Write the material out again in full, exactly.

>> Begin RAW DATA

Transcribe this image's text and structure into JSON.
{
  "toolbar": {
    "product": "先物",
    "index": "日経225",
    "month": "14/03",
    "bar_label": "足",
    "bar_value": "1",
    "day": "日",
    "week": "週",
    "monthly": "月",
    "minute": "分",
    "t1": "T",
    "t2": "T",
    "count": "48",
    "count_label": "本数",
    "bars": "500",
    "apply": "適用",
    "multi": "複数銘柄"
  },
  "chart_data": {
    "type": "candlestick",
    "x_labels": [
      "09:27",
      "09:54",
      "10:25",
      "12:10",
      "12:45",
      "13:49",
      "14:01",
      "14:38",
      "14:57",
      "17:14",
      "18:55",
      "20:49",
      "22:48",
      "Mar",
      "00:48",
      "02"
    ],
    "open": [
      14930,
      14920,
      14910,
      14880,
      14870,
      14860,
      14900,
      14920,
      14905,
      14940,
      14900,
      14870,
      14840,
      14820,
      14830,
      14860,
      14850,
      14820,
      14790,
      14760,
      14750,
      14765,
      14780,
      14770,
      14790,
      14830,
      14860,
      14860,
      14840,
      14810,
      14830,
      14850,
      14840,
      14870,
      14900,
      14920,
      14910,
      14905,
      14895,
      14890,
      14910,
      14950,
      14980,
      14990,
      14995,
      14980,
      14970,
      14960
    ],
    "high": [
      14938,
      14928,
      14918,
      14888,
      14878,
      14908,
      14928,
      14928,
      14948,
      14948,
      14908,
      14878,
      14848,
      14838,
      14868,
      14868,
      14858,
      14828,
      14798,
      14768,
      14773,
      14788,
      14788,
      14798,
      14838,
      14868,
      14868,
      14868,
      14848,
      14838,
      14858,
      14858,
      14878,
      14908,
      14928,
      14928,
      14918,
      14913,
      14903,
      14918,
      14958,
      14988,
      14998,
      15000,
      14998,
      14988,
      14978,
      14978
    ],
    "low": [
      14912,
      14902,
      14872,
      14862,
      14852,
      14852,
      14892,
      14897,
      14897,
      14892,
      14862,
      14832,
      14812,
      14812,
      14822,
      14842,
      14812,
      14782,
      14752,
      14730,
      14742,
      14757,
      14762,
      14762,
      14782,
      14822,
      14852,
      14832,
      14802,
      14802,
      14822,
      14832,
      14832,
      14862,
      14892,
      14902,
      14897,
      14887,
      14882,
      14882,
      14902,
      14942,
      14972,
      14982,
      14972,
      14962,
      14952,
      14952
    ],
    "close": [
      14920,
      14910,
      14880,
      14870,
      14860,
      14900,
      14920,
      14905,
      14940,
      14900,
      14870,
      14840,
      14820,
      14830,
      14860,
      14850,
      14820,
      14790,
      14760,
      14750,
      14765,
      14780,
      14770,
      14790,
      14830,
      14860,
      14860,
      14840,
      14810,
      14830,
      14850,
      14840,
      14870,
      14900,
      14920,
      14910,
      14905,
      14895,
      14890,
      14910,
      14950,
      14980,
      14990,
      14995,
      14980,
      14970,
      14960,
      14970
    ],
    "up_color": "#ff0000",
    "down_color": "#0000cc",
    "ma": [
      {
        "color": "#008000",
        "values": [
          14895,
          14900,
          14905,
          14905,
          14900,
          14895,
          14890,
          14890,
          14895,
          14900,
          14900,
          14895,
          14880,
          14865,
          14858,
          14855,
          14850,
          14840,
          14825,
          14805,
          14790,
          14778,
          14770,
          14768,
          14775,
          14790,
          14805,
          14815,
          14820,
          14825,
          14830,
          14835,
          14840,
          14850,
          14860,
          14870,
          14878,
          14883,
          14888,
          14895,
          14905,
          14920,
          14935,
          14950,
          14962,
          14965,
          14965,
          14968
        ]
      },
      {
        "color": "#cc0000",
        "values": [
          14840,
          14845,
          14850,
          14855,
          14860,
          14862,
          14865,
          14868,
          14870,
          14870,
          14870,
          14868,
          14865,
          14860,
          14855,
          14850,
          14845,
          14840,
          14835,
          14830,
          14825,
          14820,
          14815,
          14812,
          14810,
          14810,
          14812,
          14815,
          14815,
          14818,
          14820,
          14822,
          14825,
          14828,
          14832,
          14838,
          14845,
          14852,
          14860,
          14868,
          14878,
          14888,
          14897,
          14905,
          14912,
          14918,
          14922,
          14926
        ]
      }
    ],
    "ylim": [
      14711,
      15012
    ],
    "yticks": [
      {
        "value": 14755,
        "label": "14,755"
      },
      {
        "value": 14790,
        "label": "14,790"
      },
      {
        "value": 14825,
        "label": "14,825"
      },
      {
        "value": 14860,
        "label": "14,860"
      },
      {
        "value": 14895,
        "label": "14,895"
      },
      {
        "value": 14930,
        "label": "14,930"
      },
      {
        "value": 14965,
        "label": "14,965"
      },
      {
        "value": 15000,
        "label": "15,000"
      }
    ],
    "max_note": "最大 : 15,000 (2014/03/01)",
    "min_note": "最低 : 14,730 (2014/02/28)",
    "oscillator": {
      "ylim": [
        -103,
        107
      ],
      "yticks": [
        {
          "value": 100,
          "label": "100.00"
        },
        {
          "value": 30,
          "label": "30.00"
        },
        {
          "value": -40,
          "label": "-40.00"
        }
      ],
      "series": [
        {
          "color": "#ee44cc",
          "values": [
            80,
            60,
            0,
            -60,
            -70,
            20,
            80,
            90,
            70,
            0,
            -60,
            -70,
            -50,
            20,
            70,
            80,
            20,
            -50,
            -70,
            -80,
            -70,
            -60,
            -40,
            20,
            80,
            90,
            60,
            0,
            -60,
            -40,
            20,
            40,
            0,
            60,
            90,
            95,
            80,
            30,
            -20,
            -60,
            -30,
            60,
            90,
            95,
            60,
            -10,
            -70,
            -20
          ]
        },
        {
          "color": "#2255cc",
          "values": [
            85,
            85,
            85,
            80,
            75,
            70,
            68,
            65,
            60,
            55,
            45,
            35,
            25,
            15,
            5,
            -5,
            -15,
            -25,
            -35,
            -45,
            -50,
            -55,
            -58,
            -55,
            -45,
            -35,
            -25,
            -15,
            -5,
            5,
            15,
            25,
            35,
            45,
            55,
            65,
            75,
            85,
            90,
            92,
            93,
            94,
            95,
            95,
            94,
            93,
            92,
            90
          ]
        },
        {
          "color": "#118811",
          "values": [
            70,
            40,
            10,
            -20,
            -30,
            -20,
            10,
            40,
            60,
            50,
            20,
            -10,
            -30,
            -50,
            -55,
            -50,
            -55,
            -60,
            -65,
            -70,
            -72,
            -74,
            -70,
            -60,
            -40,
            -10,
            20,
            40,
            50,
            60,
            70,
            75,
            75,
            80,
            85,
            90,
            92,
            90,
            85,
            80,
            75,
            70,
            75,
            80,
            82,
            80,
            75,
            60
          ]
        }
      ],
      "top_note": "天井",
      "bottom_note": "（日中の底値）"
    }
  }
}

>> End RAW DATA

**ANSWER FOR THE TASK:**
Transcribe this image's text and structure into JSON.
{
  "toolbar": {
    "product": "先物",
    "index": "日経225",
    "month": "14/03",
    "bar_label": "足",
    "bar_value": "1",
    "day": "日",
    "week": "週",
    "monthly": "月",
    "minute": "分",
    "t1": "T",
    "t2": "T",
    "count": "48",
    "count_label": "本数",
    "bars": "500",
    "apply": "適用",
    "multi": "複数銘柄"
  },
  "chart_data": {
    "type": "candlestick",
    "x_labels": [
      "09:27",
      "09:54",
      "10:25",
      "12:10",
      "12:45",
      "13:49",
      "14:01",
      "14:38",
      "14:57",
      "17:14",
      "18:55",
      "20:49",
      "22:48",
      "Mar",
      "00:48",
      "02"
    ],
    "open": [
      14930,
      14920,
      14910,
      14880,
      14870,
      14860,
      14900,
      14920,
      14905,
      14940,
      14900,
      14870,
      14840,
      14820,
      14830,
      14860,
      14850,
      14820,
      14790,
      14760,
      14750,
      14765,
      14780,
      14770,
      14790,
      14830,
      14860,
      14860,
      14840,
      14810,
      14830,
      14850,
      14840,
      14870,
      14900,
      14920,
      14910,
      14905,
      14895,
      14890,
      14910,
      14950,
      14980,
      14990,
      14995,
      14980,
      14970,
      14960
    ],
    "high": [
      14938,
      14928,
      14918,
      14888,
      14878,
      14908,
      14928,
      14928,
      14948,
      14948,
      14908,
      14878,
      14848,
      14838,
      14868,
      14868,
      14858,
      14828,
      14798,
      14768,
      14773,
      14788,
      14788,
      14798,
      14838,
      14868,
      14868,
      14868,
      14848,
      14838,
      14858,
      14858,
      14878,
      14908,
      14928,
      14928,
      14918,
      14913,
      14903,
      14918,
      14958,
      14988,
      14998,
      15000,
      14998,
      14988,
      14978,
      14978
    ],
    "low": [
      14912,
      14902,
      14872,
      14862,
      14852,
      14852,
      14892,
      14897,
      14897,
      14892,
      14862,
      14832,
      14812,
      14812,
      14822,
      14842,
      14812,
      14782,
      14752,
      14730,
      14742,
      14757,
      14762,
      14762,
      14782,
      14822,
      14852,
      14832,
      14802,
      14802,
      14822,
      14832,
      14832,
      14862,
      14892,
      14902,
      14897,
      14887,
      14882,
      14882,
      14902,
      14942,
      14972,
      14982,
      14972,
      14962,
      14952,
      14952
    ],
    "close": [
      14920,
      14910,
      14880,
      14870,
      14860,
      14900,
      14920,
      14905,
      14940,
      14900,
      14870,
      14840,
      14820,
      14830,
      14860,
      14850,
      14820,
      14790,
      14760,
      14750,
      14765,
      14780,
      14770,
      14790,
      14830,
      14860,
      14860,
      14840,
      14810,
      14830,
      14850,
      14840,
      14870,
      14900,
      14920,
      14910,
      14905,
      14895,
      14890,
      14910,
      14950,
      14980,
      14990,
      14995,
      14980,
      14970,
      14960,
      14970
    ],
    "up_color": "#ff0000",
    "down_color": "#0000cc",
    "ma": [
      {
        "color": "#008000",
        "values": [
          14895,
          14900,
          14905,
          14905,
          14900,
          14895,
          14890,
          14890,
          14895,
          14900,
          14900,
          14895,
          14880,
          14865,
          14858,
          14855,
          14850,
          14840,
          14825,
          14805,
          14790,
          14778,
          14770,
          14768,
          14775,
          14790,
          14805,
          14815,
          14820,
          14825,
          14830,
          14835,
          14840,
          14850,
          14860,
          14870,
          14878,
          14883,
          14888,
          14895,
          14905,
          14920,
          14935,
          14950,
          14962,
          14965,
          14965,
          14968
        ]
      },
      {
        "color": "#cc0000",
        "values": [
          14840,
          14845,
          14850,
          14855,
          14860,
          14862,
          14865,
          14868,
          14870,
          14870,
          14870,
          14868,
          14865,
          14860,
          14855,
          14850,
          14845,
          14840,
          14835,
          14830,
          14825,
          14820,
          14815,
          14812,
          14810,
          14810,
          14812,
          14815,
          14815,
          14818,
          14820,
          14822,
          14825,
          14828,
          14832,
          14838,
          14845,
          14852,
          14860,
          14868,
          14878,
          14888,
          14897,
          14905,
          14912,
          14918,
          14922,
          14926
        ]
      }
    ],
    "ylim": [
      14711,
      15012
    ],
    "yticks": [
      {
        "value": 14755,
        "label": "14,755"
      },
      {
        "value": 14790,
        "label": "14,790"
      },
      {
        "value": 14825,
        "label": "14,825"
      },
      {
        "value": 14860,
        "label": "14,860"
      },
      {
        "value": 14895,
        "label": "14,895"
      },
      {
        "value": 14930,
        "label": "14,930"
      },
      {
        "value": 14965,
        "label": "14,965"
      },
      {
        "value": 15000,
        "label": "15,000"
      }
    ],
    "max_note": "最大 : 15,000 (2014/03/01)",
    "min_note": "最低 : 14,730 (2014/02/28)",
    "oscillator": {
      "ylim": [
        -103,
        107
      ],
      "yticks": [
        {
          "value": 100,
          "label": "100.00"
        },
        {
          "value": 30,
          "label": "30.00"
        },
        {
          "value": -40,
          "label": "-40.00"
        }
      ],
      "series": [
        {
          "color": "#ee44cc",
          "values": [
            80,
            60,
            0,
            -60,
            -70,
            20,
            80,
            90,
            70,
            0,
            -60,
            -70,
            -50,
            20,
            70,
            80,
            20,
            -50,
            -70,
            -80,
            -70,
            -60,
            -40,
            20,
            80,
            90,
            60,
            0,
            -60,
            -40,
            20,
            40,
            0,
            60,
            90,
            95,
            80,
            30,
            -20,
            -60,
            -30,
            60,
            90,
            95,
            60,
            -10,
            -70,
            -20
          ]
        },
        {
          "color": "#2255cc",
          "values": [
            85,
            85,
            85,
            80,
            75,
            70,
            68,
            65,
            60,
            55,
            45,
            35,
            25,
            15,
            5,
            -5,
            -15,
            -25,
            -35,
            -45,
            -50,
            -55,
            -58,
            -55,
            -45,
            -35,
            -25,
            -15,
            -5,
            5,
            15,
            25,
            35,
            45,
            55,
            65,
            75,
            85,
            90,
            92,
            93,
            94,
            95,
            95,
            94,
            93,
            92,
            90
          ]
        },
        {
          "color": "#118811",
          "values": [
            70,
            40,
            10,
            -20,
            -30,
            -20,
            10,
            40,
            60,
            50,
            20,
            -10,
            -30,
            -50,
            -55,
            -50,
            -55,
            -60,
            -65,
            -70,
            -72,
            -74,
            -70,
            -60,
            -40,
            -10,
            20,
            40,
            50,
            60,
            70,
            75,
            75,
            80,
            85,
            90,
            92,
            90,
            85,
            80,
            75,
            70,
            75,
            80,
            82,
            80,
            75,
            60
          ]
        }
      ],
      "top_note": "天井",
      "bottom_note": "（日中の底値）"
    }
  }
}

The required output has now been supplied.